◆ **Exercise**:
Select every line holding the word "Eras" and copy it.

◆ **Task data**:
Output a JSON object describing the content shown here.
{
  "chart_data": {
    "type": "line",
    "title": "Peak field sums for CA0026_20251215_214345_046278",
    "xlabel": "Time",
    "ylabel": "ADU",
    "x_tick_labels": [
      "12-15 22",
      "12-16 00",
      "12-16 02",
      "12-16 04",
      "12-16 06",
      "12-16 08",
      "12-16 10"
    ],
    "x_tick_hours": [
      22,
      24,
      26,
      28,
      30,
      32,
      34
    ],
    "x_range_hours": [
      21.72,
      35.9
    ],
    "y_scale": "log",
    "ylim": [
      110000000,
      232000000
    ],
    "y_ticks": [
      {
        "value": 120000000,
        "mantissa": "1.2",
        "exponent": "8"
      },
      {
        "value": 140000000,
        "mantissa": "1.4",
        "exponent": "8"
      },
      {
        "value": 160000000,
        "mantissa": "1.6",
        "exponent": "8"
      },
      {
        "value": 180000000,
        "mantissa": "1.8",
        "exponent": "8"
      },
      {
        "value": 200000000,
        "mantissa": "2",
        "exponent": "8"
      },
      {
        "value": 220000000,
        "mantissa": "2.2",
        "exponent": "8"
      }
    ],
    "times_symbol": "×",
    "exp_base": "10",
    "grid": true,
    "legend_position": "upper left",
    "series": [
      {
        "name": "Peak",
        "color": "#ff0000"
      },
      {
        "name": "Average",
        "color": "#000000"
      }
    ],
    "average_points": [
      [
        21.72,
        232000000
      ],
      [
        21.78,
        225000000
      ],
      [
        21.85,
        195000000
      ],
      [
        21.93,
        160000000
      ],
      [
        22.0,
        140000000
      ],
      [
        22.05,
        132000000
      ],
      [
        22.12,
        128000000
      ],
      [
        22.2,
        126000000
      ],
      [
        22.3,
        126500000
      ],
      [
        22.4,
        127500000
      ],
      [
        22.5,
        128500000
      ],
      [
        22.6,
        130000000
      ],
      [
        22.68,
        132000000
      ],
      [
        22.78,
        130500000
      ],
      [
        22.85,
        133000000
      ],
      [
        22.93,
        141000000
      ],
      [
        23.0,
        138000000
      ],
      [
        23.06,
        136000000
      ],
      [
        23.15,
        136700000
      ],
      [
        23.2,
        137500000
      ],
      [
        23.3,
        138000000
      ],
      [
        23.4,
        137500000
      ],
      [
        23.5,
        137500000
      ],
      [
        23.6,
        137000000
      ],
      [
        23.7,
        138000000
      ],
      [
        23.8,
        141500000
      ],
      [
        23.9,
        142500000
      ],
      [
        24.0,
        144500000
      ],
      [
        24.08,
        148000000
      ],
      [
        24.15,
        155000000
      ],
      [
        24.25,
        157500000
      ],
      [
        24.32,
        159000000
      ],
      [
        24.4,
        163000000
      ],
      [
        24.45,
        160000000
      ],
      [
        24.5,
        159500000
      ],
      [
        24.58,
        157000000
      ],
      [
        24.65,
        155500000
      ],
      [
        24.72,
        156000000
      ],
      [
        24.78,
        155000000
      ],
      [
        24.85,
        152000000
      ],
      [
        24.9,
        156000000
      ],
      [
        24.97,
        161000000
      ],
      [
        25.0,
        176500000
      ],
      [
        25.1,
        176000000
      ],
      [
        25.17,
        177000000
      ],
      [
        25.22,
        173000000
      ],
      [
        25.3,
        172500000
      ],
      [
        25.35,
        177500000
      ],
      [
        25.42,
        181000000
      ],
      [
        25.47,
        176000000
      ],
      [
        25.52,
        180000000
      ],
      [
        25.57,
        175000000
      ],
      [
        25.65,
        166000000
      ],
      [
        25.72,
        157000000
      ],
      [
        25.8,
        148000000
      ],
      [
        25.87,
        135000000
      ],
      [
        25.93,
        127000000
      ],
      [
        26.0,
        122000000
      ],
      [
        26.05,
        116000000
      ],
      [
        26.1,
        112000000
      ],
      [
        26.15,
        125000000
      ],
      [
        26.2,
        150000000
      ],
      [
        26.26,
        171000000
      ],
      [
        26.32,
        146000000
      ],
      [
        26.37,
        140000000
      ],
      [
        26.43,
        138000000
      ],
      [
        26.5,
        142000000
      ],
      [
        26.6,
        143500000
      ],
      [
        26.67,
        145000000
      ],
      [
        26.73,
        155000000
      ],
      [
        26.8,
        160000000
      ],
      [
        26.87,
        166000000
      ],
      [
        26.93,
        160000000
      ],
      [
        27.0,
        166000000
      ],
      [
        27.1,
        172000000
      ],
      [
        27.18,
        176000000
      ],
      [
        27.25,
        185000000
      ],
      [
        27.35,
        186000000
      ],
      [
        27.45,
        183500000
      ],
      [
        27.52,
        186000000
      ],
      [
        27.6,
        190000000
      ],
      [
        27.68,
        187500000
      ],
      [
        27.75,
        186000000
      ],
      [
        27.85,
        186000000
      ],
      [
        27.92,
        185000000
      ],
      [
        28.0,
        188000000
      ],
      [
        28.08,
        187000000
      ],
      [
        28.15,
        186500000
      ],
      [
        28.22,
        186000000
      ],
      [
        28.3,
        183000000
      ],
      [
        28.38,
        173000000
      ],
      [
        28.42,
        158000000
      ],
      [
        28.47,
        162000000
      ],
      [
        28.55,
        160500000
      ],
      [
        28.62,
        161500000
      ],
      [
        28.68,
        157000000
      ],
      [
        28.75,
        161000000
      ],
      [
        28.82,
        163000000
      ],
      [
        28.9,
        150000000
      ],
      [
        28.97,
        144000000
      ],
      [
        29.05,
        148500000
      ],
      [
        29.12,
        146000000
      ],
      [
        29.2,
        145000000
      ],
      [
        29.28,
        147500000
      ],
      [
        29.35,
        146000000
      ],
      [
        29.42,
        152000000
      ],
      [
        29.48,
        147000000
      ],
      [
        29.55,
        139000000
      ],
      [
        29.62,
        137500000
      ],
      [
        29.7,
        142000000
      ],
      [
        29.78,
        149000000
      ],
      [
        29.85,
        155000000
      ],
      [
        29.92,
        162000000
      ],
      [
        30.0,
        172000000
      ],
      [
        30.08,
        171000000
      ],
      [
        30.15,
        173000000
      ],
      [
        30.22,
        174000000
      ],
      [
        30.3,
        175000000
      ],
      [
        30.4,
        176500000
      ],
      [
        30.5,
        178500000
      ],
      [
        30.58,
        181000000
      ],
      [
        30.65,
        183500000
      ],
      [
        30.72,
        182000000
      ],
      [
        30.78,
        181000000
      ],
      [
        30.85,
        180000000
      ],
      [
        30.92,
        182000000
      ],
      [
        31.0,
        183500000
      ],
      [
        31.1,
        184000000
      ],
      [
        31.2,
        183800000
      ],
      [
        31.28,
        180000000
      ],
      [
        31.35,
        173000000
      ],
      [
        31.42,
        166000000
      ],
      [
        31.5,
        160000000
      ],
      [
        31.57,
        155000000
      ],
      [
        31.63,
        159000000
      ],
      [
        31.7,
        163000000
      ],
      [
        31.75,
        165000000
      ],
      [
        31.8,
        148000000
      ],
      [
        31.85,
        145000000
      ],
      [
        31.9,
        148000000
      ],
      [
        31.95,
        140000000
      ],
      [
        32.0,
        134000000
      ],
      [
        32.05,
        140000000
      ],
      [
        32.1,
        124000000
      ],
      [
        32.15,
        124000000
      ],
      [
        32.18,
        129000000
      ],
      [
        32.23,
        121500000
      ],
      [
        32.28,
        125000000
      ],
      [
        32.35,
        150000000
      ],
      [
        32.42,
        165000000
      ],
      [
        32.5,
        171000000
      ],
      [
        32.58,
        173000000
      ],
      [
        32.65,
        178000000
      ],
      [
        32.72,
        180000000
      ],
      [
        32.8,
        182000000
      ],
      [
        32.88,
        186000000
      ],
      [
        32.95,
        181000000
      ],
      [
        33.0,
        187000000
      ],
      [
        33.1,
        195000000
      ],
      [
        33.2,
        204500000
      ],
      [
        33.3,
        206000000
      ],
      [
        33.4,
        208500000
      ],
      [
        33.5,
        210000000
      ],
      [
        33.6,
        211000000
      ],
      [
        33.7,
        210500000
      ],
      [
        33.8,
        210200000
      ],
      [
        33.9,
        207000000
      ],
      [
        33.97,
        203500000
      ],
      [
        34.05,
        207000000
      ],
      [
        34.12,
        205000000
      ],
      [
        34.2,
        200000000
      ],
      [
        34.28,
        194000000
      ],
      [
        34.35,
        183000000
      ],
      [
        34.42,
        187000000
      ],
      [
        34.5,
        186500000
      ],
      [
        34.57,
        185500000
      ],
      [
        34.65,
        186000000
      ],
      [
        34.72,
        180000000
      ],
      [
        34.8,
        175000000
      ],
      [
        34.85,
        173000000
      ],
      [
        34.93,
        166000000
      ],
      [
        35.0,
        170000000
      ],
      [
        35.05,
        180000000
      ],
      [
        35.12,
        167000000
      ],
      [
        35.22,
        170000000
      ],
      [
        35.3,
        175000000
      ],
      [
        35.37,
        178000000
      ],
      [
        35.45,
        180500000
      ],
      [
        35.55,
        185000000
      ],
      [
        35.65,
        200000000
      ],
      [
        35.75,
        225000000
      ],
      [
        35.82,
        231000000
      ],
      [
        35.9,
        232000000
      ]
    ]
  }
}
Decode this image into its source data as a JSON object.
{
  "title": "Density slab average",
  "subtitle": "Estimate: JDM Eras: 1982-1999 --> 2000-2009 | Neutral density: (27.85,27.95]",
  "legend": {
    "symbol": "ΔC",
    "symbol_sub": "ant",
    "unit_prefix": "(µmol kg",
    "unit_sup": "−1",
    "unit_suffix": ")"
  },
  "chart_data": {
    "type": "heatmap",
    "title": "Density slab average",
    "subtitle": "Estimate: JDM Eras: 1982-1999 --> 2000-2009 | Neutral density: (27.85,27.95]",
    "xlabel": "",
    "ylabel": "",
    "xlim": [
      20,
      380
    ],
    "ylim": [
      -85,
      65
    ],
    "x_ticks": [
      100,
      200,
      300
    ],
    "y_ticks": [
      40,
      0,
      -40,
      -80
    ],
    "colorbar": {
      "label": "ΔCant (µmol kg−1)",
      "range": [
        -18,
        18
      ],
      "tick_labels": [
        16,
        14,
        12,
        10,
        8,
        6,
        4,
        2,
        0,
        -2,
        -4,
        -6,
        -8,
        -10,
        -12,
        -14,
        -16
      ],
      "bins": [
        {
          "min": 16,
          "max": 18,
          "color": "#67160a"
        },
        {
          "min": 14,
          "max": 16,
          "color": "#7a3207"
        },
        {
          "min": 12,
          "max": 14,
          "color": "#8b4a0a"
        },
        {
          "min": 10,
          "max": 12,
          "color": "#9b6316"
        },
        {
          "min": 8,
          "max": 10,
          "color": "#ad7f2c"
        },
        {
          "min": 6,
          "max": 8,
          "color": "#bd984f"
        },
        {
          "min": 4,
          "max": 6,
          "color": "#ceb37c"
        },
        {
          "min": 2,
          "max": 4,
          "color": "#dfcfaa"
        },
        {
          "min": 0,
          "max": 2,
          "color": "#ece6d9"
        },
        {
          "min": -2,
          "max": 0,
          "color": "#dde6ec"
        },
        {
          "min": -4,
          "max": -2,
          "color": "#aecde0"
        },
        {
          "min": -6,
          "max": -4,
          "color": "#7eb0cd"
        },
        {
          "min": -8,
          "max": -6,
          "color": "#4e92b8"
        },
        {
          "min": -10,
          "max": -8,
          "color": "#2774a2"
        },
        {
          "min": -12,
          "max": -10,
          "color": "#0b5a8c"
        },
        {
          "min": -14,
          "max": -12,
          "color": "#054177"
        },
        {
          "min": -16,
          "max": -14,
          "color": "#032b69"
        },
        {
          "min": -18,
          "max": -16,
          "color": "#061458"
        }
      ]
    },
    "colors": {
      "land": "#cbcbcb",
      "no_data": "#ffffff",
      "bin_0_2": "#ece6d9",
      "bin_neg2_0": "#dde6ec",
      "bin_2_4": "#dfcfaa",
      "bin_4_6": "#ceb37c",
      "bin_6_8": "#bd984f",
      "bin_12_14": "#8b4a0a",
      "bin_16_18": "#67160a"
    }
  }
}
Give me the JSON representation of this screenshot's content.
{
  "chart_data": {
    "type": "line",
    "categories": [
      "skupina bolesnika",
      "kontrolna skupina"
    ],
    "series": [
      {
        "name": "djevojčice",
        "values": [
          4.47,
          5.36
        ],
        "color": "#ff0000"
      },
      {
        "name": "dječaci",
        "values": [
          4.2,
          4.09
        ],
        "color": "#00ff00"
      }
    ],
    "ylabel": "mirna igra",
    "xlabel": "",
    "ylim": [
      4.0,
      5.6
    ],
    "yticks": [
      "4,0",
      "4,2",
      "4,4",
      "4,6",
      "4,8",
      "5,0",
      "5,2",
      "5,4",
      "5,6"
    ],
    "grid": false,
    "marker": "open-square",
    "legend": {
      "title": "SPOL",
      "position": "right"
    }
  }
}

◆ **Exercise solution**:
  "subtitle": "Estimate: JDM Eras: 1982-1999 --> 2000-2009 | Neutral density: (27.85,27.95]",
    "subtitle": "Estimate: JDM Eras: 1982-1999 --> 2000-2009 | Neutral density: (27.85,27.95]",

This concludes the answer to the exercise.